■ **Exercise aim**
All of the records below must be output exactly, with no pictures carried over.

■ **Extracted information**
>>
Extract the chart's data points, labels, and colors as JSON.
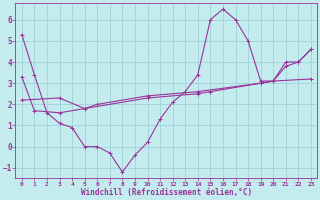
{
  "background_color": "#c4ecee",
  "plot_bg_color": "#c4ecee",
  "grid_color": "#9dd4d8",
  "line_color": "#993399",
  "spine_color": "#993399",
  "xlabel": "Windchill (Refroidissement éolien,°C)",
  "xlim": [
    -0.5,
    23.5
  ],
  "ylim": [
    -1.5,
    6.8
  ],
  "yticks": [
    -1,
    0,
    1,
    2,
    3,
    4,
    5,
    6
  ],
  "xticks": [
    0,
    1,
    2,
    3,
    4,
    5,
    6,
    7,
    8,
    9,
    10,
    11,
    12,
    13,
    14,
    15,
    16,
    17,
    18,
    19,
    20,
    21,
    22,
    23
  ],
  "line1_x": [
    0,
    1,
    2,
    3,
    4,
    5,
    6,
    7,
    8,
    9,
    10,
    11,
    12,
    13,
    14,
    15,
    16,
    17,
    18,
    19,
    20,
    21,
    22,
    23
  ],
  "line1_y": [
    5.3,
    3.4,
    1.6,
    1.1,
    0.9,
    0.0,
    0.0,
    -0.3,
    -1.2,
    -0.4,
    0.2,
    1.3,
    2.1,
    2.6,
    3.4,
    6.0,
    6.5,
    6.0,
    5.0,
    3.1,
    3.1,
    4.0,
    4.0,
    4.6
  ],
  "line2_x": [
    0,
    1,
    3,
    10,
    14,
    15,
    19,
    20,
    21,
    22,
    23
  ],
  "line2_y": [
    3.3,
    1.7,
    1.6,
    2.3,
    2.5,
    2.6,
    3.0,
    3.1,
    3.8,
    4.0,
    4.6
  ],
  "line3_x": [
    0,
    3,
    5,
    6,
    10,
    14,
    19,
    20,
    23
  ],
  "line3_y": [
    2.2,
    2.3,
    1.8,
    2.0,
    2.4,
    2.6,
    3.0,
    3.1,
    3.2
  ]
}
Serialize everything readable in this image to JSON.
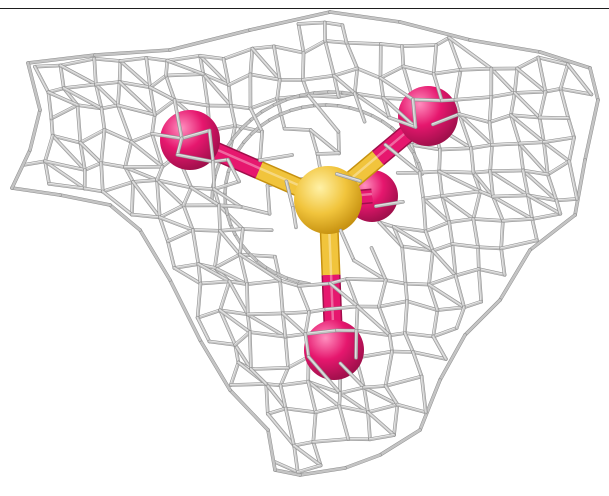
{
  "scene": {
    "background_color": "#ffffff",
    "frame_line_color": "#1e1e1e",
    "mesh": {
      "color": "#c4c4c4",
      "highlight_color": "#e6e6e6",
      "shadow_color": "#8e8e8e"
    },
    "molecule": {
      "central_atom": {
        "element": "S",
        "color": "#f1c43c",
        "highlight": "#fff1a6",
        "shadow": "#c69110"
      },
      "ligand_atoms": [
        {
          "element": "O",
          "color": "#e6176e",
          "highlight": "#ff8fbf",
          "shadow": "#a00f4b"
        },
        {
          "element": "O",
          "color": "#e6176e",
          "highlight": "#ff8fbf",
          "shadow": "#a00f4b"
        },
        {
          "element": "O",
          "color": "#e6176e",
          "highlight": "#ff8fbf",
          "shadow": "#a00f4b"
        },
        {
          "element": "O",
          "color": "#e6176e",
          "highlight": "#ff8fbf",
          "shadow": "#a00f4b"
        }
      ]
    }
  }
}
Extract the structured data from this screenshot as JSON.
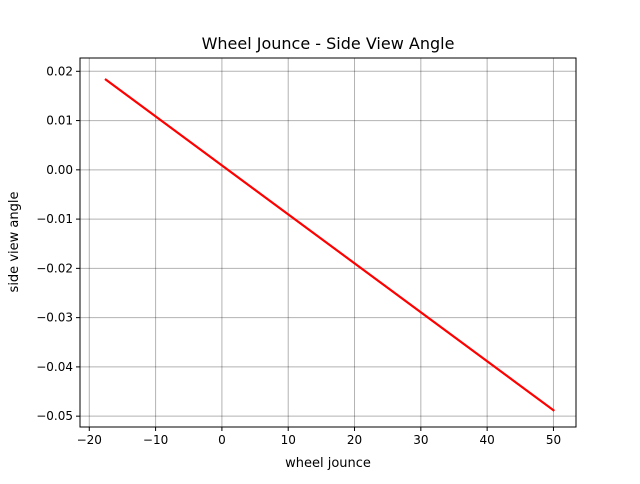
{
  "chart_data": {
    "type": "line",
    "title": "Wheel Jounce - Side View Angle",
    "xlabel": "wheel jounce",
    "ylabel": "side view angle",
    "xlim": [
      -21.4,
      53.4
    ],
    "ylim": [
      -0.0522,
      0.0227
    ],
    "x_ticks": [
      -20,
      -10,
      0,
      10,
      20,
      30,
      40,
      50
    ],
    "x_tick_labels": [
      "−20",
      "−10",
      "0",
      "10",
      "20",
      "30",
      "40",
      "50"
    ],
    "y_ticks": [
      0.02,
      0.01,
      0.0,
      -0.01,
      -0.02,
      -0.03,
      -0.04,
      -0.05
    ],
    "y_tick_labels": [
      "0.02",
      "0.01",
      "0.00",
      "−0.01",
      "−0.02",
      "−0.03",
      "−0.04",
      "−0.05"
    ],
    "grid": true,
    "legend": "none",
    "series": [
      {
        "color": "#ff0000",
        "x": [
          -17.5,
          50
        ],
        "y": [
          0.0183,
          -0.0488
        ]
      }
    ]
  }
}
<<
■ **Task answer**
Extract the chart's data points, labels, and colors as JSON.
{
  "background_color": "#c4ecee",
  "plot_bg_color": "#c4ecee",
  "grid_color": "#9dd4d8",
  "line_color": "#993399",
  "spine_color": "#993399",
  "xlabel": "Windchill (Refroidissement éolien,°C)",
  "xlim": [
    -0.5,
    23.5
  ],
  "ylim": [
    -1.5,
    6.8
  ],
  "yticks": [
    -1,
    0,
    1,
    2,
    3,
    4,
    5,
    6
  ],
  "xticks": [
    0,
    1,
    2,
    3,
    4,
    5,
    6,
    7,
    8,
    9,
    10,
    11,
    12,
    13,
    14,
    15,
    16,
    17,
    18,
    19,
    20,
    21,
    22,
    23
  ],
  "line1_x": [
    0,
    1,
    2,
    3,
    4,
    5,
    6,
    7,
    8,
    9,
    10,
    11,
    12,
    13,
    14,
    15,
    16,
    17,
    18,
    19,
    20,
    21,
    22,
    23
  ],
  "line1_y": [
    5.3,
    3.4,
    1.6,
    1.1,
    0.9,
    0.0,
    0.0,
    -0.3,
    -1.2,
    -0.4,
    0.2,
    1.3,
    2.1,
    2.6,
    3.4,
    6.0,
    6.5,
    6.0,
    5.0,
    3.1,
    3.1,
    4.0,
    4.0,
    4.6
  ],
  "line2_x": [
    0,
    1,
    3,
    10,
    14,
    15,
    19,
    20,
    21,
    22,
    23
  ],
  "line2_y": [
    3.3,
    1.7,
    1.6,
    2.3,
    2.5,
    2.6,
    3.0,
    3.1,
    3.8,
    4.0,
    4.6
  ],
  "line3_x": [
    0,
    3,
    5,
    6,
    10,
    14,
    19,
    20,
    23
  ],
  "line3_y": [
    2.2,
    2.3,
    1.8,
    2.0,
    2.4,
    2.6,
    3.0,
    3.1,
    3.2
  ]
}
Serialize everything readable in this image to JSON.
{
  "scene": {
    "background_color": "#ffffff",
    "frame_line_color": "#1e1e1e",
    "mesh": {
      "color": "#c4c4c4",
      "highlight_color": "#e6e6e6",
      "shadow_color": "#8e8e8e"
    },
    "molecule": {
      "central_atom": {
        "element": "S",
        "color": "#f1c43c",
        "highlight": "#fff1a6",
        "shadow": "#c69110"
      },
      "ligand_atoms": [
        {
          "element": "O",
          "color": "#e6176e",
          "highlight": "#ff8fbf",
          "shadow": "#a00f4b"
        },
        {
          "element": "O",
          "color": "#e6176e",
          "highlight": "#ff8fbf",
          "shadow": "#a00f4b"
        },
        {
          "element": "O",
          "color": "#e6176e",
          "highlight": "#ff8fbf",
          "shadow": "#a00f4b"
        },
        {
          "element": "O",
          "color": "#e6176e",
          "highlight": "#ff8fbf",
          "shadow": "#a00f4b"
        }
      ]
    }
  }
}
Extract the structured data from this screenshot as JSON.
{
  "chart_data": {
    "type": "line",
    "title": "Wheel Jounce - Side View Angle",
    "xlabel": "wheel jounce",
    "ylabel": "side view angle",
    "xlim": [
      -21.4,
      53.4
    ],
    "ylim": [
      -0.0522,
      0.0227
    ],
    "x_ticks": [
      -20,
      -10,
      0,
      10,
      20,
      30,
      40,
      50
    ],
    "x_tick_labels": [
      "−20",
      "−10",
      "0",
      "10",
      "20",
      "30",
      "40",
      "50"
    ],
    "y_ticks": [
      0.02,
      0.01,
      0.0,
      -0.01,
      -0.02,
      -0.03,
      -0.04,
      -0.05
    ],
    "y_tick_labels": [
      "0.02",
      "0.01",
      "0.00",
      "−0.01",
      "−0.02",
      "−0.03",
      "−0.04",
      "−0.05"
    ],
    "grid": true,
    "legend": "none",
    "series": [
      {
        "color": "#ff0000",
        "x": [
          -17.5,
          50
        ],
        "y": [
          0.0183,
          -0.0488
        ]
      }
    ]
  }
}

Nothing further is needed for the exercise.